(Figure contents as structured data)
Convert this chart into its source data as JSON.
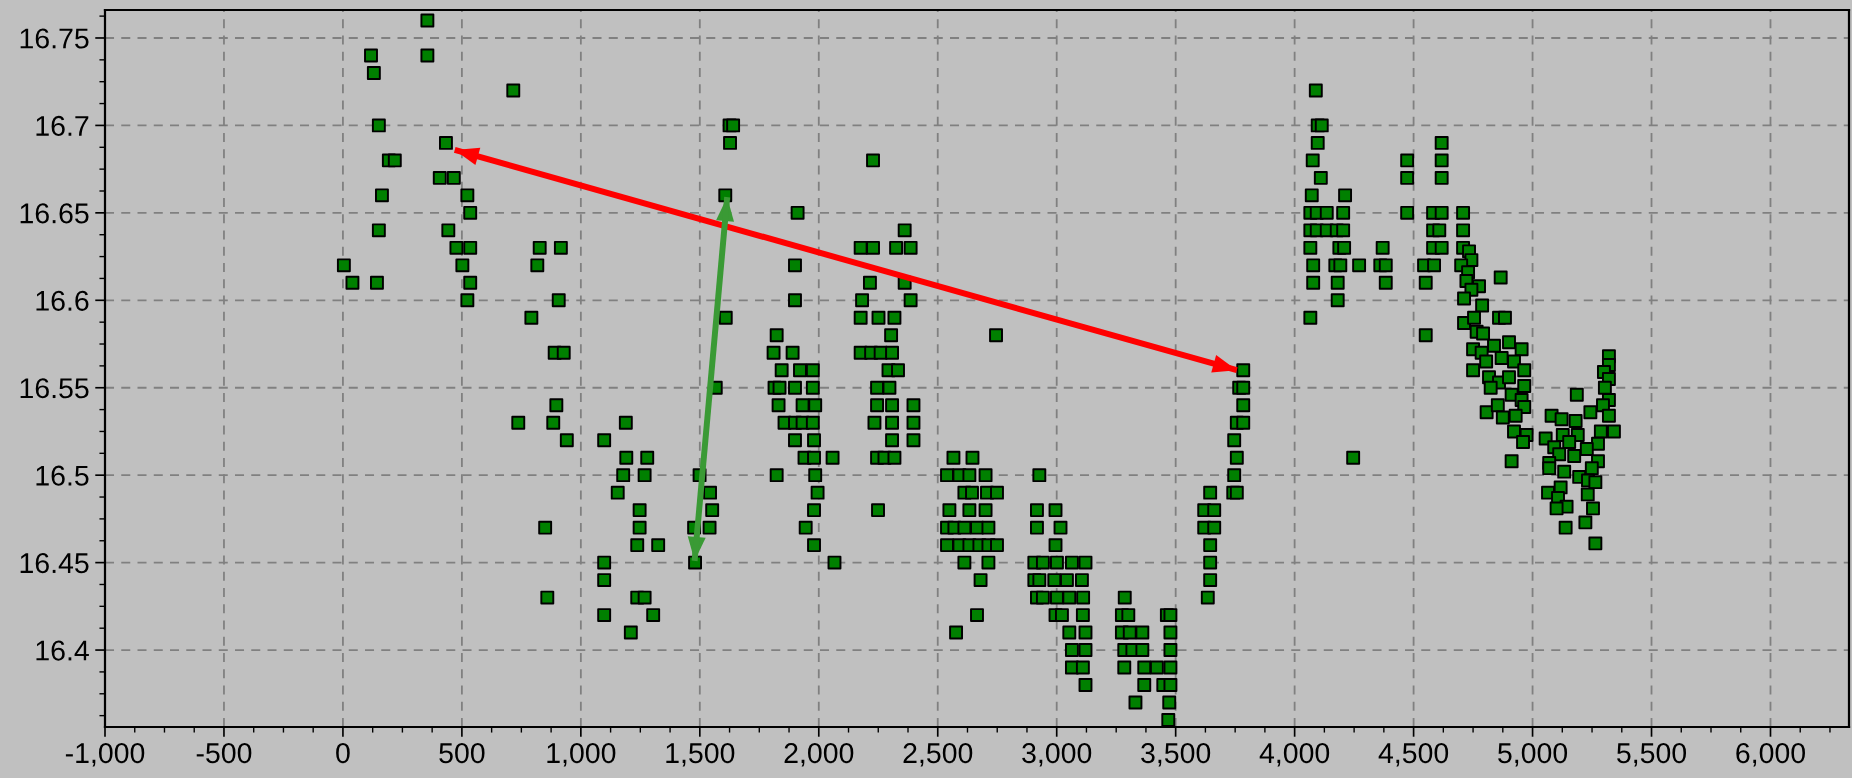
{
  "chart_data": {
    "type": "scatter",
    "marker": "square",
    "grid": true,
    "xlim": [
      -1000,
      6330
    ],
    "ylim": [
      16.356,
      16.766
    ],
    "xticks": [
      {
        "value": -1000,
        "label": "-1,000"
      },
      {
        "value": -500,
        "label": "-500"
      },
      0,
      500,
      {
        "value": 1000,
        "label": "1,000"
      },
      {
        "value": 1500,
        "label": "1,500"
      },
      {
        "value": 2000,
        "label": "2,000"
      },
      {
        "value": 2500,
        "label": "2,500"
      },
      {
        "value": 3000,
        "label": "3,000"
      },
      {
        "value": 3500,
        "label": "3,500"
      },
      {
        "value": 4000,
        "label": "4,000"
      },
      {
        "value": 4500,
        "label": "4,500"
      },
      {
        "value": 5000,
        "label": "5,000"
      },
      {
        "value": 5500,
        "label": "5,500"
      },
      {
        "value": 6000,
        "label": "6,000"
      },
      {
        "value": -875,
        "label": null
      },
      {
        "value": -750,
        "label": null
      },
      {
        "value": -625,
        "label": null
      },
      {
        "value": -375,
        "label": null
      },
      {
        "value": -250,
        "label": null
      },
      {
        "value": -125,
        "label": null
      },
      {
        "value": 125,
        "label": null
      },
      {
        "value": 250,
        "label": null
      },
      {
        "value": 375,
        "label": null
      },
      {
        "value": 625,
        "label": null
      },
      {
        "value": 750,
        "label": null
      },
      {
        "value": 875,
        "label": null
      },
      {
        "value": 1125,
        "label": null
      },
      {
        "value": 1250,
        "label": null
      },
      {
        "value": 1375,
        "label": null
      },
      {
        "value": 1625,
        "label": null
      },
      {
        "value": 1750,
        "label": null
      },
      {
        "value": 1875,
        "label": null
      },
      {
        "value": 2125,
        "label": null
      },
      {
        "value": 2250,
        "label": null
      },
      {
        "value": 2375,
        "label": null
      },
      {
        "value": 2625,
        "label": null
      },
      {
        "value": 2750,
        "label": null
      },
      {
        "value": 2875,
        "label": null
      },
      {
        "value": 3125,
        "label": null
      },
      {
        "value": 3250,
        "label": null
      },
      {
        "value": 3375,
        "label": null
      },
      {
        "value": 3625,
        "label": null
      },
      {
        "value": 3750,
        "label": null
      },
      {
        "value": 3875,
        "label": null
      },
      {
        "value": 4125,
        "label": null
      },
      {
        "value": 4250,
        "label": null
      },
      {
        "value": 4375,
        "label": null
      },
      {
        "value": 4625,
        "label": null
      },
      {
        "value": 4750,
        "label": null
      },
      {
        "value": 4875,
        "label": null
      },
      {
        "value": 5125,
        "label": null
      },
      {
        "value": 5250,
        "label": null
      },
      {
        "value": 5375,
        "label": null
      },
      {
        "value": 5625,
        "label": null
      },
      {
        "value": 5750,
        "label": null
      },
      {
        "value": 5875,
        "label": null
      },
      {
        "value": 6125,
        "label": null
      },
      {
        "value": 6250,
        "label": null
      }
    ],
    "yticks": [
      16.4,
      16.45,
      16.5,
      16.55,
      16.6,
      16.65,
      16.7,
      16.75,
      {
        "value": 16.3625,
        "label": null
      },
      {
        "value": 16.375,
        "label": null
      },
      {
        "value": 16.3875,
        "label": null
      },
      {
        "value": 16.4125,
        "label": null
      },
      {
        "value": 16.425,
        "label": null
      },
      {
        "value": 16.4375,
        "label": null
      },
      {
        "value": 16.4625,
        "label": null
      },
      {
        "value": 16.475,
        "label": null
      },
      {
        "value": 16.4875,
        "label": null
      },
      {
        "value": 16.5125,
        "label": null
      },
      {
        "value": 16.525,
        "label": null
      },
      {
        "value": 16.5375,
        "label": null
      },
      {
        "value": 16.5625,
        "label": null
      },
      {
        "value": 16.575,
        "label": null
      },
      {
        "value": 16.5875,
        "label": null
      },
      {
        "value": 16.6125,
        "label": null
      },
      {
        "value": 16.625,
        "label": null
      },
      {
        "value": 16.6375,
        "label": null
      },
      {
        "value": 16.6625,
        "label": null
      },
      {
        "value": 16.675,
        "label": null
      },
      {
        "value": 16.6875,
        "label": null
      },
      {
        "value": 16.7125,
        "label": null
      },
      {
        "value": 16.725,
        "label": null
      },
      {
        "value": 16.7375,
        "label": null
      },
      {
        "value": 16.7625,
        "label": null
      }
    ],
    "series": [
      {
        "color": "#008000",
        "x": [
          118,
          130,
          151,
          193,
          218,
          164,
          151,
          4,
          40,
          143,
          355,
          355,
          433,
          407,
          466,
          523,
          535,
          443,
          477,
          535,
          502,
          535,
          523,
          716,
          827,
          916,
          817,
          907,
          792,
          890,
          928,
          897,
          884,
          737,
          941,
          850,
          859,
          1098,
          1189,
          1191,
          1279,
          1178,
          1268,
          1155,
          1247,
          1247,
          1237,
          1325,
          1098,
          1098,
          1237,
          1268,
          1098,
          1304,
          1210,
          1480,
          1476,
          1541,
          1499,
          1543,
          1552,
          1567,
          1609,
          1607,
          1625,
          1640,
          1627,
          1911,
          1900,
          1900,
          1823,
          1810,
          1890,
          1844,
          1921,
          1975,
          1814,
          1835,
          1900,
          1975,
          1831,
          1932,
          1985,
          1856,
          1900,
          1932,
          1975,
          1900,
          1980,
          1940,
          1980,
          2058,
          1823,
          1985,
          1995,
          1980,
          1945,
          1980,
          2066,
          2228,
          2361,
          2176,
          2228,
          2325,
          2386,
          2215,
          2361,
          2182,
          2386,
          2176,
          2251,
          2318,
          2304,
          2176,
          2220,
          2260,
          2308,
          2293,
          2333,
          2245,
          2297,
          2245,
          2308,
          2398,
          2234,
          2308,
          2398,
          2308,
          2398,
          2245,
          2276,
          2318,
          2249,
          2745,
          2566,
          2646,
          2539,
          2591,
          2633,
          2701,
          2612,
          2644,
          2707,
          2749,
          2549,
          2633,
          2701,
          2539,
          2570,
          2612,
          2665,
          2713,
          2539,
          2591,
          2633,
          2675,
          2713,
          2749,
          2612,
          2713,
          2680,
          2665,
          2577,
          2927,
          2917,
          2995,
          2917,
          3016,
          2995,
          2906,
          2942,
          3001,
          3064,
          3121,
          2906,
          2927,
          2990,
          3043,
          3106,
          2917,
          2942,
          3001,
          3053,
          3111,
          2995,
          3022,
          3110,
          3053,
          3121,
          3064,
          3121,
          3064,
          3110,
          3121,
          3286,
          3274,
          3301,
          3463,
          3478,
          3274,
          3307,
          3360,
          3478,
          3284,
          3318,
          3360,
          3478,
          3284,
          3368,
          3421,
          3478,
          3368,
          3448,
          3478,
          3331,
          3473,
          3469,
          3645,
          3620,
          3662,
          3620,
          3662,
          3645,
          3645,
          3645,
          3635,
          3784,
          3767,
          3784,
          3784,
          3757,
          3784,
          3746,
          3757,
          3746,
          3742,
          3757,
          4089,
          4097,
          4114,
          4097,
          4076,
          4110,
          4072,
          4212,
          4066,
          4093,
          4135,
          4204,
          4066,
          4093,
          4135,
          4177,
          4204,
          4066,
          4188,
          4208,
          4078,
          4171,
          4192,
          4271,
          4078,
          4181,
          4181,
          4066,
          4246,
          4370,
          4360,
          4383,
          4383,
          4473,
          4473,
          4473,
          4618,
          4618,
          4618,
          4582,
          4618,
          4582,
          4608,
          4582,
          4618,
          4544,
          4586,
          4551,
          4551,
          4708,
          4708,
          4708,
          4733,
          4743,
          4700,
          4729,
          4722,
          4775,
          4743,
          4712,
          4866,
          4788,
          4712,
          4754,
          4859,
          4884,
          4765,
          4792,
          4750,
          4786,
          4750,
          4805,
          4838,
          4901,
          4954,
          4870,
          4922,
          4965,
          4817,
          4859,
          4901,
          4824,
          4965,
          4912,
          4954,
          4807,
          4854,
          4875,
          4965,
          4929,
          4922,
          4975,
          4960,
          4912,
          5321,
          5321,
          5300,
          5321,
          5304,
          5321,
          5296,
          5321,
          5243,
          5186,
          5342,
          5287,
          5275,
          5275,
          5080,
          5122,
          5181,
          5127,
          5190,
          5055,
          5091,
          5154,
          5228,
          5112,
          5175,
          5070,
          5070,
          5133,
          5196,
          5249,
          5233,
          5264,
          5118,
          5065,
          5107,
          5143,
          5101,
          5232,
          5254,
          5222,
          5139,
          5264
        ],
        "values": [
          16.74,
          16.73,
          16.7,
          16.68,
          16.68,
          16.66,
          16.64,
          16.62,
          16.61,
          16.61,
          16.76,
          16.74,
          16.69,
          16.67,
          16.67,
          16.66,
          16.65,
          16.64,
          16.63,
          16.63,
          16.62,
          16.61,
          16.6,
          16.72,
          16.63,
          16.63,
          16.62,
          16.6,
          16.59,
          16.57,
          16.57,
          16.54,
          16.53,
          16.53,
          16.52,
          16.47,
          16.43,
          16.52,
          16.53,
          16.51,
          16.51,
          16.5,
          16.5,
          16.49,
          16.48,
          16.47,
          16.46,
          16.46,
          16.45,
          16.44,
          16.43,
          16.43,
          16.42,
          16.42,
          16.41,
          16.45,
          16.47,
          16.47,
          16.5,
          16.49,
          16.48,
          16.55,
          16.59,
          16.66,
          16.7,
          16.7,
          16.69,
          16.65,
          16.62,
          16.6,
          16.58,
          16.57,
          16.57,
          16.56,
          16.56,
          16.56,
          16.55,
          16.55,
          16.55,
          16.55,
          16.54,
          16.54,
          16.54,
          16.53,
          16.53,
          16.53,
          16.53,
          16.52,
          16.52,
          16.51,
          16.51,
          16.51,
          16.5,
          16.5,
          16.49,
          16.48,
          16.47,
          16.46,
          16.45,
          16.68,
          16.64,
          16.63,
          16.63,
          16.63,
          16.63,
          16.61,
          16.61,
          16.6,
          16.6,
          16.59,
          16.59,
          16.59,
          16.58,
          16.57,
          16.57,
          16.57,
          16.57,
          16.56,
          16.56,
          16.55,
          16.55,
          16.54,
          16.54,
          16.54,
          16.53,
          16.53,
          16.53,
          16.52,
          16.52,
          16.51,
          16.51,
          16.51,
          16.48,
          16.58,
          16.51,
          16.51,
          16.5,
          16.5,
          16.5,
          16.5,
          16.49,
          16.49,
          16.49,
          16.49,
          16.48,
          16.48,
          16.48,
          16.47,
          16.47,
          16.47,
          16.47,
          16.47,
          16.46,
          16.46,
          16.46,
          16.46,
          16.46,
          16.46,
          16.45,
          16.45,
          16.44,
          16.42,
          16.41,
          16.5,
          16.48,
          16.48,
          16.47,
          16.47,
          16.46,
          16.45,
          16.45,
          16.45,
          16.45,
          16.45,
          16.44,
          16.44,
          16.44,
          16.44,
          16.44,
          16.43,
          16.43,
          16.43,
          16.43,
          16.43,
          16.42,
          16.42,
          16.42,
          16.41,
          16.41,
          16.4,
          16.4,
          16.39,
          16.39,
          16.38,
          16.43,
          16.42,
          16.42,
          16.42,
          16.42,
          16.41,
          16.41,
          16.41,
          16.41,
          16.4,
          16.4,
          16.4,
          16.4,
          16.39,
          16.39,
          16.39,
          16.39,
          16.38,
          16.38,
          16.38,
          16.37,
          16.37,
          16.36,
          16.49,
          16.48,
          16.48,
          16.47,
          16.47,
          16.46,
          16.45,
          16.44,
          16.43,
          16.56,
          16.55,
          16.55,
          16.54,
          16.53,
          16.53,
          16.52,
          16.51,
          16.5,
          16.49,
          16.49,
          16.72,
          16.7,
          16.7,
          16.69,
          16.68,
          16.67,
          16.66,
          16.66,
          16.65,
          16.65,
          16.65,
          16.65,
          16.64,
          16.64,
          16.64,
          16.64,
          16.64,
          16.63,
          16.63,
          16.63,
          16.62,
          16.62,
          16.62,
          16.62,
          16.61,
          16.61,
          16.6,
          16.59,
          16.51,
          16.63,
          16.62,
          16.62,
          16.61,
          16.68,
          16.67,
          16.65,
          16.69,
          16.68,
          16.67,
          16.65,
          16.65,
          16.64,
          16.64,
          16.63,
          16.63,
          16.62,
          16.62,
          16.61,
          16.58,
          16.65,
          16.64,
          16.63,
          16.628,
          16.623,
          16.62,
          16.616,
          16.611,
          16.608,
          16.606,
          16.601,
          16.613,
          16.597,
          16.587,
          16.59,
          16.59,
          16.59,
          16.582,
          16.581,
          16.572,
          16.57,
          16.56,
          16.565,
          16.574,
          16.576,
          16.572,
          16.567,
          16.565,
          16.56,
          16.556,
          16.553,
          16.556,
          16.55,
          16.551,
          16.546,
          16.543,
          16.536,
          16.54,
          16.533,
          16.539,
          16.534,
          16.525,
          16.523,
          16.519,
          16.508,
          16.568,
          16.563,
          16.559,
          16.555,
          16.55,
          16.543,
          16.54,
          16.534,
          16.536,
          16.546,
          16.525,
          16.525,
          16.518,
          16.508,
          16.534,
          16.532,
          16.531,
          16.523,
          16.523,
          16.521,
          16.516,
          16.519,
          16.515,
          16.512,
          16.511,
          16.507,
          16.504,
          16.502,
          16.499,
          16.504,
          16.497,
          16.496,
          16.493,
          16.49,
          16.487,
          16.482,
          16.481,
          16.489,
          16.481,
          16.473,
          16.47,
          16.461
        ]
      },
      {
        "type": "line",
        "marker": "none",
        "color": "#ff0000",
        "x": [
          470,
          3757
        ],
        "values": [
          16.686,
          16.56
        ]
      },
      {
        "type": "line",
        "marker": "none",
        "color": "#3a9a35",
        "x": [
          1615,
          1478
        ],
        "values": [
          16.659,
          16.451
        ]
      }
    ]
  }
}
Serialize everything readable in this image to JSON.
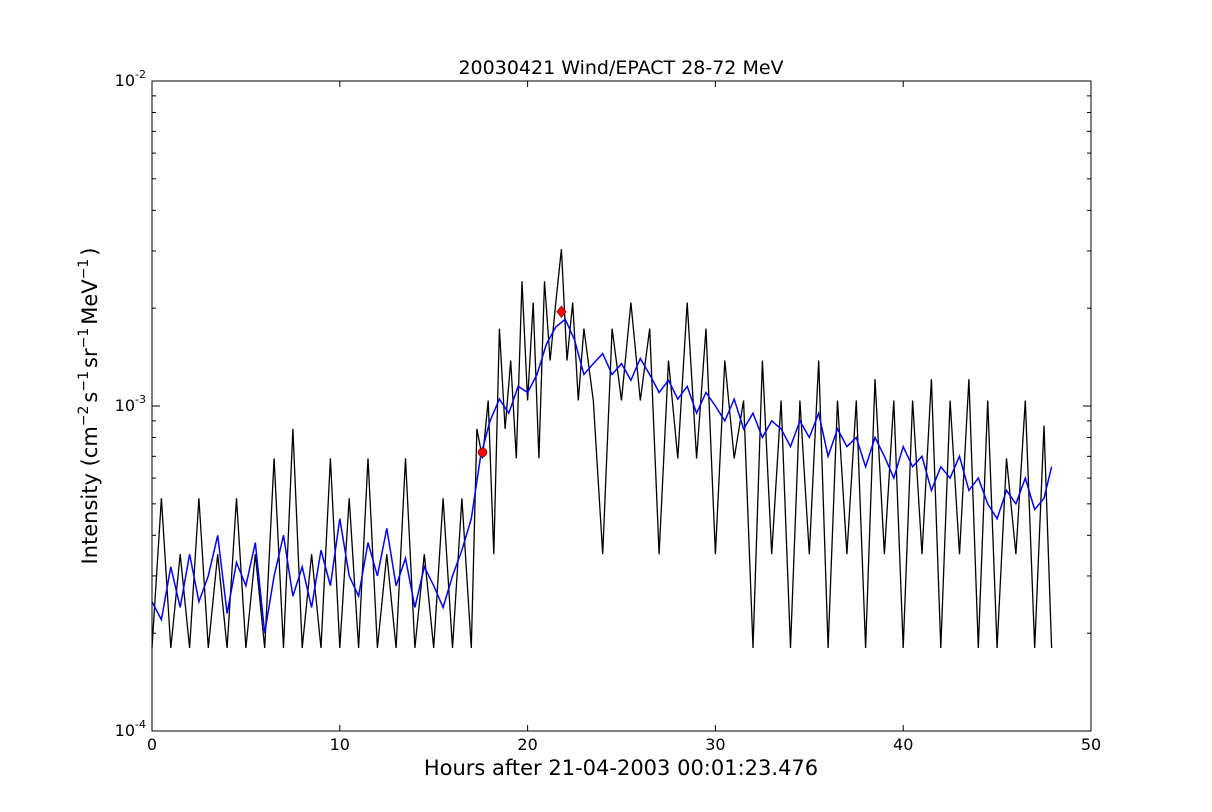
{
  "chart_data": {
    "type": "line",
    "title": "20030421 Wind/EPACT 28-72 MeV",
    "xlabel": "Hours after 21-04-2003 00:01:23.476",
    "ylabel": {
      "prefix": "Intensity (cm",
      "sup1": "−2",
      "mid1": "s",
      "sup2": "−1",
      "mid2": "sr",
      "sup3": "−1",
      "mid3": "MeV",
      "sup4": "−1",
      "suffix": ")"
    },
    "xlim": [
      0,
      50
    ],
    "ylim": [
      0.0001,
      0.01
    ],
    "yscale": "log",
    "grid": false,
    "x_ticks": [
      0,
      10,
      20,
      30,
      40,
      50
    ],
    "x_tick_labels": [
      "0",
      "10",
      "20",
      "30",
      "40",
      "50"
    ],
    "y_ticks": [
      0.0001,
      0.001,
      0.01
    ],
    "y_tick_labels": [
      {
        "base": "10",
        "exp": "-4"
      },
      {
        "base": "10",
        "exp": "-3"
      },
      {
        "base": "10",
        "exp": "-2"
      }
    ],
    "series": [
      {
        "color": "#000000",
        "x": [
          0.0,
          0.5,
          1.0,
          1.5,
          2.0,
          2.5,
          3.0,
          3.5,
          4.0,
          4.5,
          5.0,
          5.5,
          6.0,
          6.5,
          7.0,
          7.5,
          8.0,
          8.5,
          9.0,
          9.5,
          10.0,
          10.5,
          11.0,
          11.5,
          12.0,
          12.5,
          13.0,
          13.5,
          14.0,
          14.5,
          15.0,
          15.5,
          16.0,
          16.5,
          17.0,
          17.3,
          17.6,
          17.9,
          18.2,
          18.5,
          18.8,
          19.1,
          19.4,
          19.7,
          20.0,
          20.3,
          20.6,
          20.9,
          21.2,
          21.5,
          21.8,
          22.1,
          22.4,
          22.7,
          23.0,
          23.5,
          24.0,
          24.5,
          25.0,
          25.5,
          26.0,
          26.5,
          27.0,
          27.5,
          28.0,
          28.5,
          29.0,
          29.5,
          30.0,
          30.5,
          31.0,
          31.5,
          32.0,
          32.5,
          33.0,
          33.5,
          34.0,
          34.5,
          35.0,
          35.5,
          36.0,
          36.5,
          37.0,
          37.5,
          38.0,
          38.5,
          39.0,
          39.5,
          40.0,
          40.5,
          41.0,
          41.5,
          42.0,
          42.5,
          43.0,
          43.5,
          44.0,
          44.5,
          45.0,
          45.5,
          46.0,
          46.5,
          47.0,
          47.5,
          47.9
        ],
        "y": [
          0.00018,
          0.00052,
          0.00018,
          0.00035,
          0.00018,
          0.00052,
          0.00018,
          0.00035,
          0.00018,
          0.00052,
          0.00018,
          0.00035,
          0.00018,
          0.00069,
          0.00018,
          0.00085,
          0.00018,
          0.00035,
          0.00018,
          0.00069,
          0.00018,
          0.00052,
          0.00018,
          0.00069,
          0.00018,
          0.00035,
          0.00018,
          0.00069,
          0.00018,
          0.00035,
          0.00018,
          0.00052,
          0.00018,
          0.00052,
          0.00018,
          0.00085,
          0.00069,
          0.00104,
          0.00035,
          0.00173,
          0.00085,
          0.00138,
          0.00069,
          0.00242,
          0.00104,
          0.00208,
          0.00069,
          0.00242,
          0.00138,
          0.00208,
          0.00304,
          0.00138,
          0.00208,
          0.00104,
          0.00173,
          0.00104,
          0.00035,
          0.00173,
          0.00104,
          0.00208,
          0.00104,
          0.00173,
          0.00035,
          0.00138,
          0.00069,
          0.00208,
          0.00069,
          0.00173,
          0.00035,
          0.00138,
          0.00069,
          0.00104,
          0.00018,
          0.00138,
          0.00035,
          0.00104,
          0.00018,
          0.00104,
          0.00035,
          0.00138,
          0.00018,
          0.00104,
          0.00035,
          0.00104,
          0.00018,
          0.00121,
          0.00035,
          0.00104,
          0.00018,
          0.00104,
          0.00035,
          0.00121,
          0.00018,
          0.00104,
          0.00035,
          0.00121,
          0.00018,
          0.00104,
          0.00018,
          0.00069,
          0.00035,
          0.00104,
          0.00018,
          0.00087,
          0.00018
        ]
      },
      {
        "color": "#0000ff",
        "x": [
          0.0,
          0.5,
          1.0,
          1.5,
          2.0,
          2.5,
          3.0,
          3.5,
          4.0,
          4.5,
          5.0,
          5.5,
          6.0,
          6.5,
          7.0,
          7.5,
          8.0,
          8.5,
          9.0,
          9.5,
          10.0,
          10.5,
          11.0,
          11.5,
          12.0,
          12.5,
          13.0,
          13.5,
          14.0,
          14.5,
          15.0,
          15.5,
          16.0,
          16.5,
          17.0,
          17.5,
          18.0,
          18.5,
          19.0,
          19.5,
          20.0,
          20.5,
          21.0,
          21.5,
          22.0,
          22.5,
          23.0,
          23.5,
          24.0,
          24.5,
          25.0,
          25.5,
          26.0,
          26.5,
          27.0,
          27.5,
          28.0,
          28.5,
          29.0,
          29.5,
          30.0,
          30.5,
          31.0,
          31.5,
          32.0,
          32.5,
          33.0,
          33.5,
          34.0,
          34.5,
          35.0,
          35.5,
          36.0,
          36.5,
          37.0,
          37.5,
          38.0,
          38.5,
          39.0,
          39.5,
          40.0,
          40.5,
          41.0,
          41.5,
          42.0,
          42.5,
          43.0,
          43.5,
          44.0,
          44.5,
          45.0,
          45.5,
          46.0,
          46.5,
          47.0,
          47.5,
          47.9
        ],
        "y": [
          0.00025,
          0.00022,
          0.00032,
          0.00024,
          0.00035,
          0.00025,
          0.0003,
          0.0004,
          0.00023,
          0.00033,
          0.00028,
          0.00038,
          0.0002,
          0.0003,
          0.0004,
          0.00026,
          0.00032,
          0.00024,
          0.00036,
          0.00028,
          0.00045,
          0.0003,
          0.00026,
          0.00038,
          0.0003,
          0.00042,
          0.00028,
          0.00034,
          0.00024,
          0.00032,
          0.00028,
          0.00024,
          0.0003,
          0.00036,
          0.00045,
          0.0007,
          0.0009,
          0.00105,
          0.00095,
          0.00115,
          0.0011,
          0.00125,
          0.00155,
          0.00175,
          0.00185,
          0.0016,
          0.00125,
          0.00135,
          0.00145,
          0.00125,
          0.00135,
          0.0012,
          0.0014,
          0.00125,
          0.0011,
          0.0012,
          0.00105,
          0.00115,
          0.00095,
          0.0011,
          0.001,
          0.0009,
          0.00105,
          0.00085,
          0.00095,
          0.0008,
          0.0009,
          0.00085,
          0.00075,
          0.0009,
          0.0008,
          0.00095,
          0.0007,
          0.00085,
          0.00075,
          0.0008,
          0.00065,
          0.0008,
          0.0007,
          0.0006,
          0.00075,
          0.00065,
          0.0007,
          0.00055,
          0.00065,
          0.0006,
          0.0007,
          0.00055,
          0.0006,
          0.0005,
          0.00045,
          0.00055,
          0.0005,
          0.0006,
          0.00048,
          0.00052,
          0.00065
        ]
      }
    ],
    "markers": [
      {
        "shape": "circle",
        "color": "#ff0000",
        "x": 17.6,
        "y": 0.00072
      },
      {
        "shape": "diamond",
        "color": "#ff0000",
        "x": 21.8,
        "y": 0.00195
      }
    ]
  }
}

_REQUIREMENT_: Work out how many lines of the data hold the string "type". Reply with that number alone.

_SOLUTION TO THE PROBLEM_: 4